[start]

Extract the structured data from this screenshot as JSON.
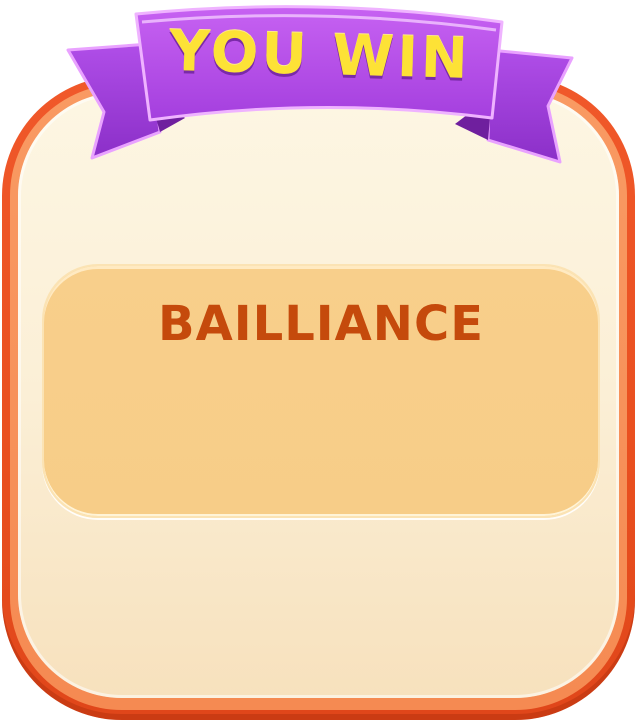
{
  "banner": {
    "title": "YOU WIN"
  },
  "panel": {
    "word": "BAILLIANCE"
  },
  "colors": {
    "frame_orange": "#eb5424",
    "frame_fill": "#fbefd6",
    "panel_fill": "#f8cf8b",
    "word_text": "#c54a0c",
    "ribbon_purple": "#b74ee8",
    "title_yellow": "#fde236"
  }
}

[end]

» Work required
Give back the whole listing as it stands, minus its pictures.

» Output of the task
Extract the structured data from this screenshot as JSON.
{
  "banner": {
    "title": "YOU WIN"
  },
  "panel": {
    "word": "BAILLIANCE"
  },
  "colors": {
    "frame_orange": "#eb5424",
    "frame_fill": "#fbefd6",
    "panel_fill": "#f8cf8b",
    "word_text": "#c54a0c",
    "ribbon_purple": "#b74ee8",
    "title_yellow": "#fde236"
  }
}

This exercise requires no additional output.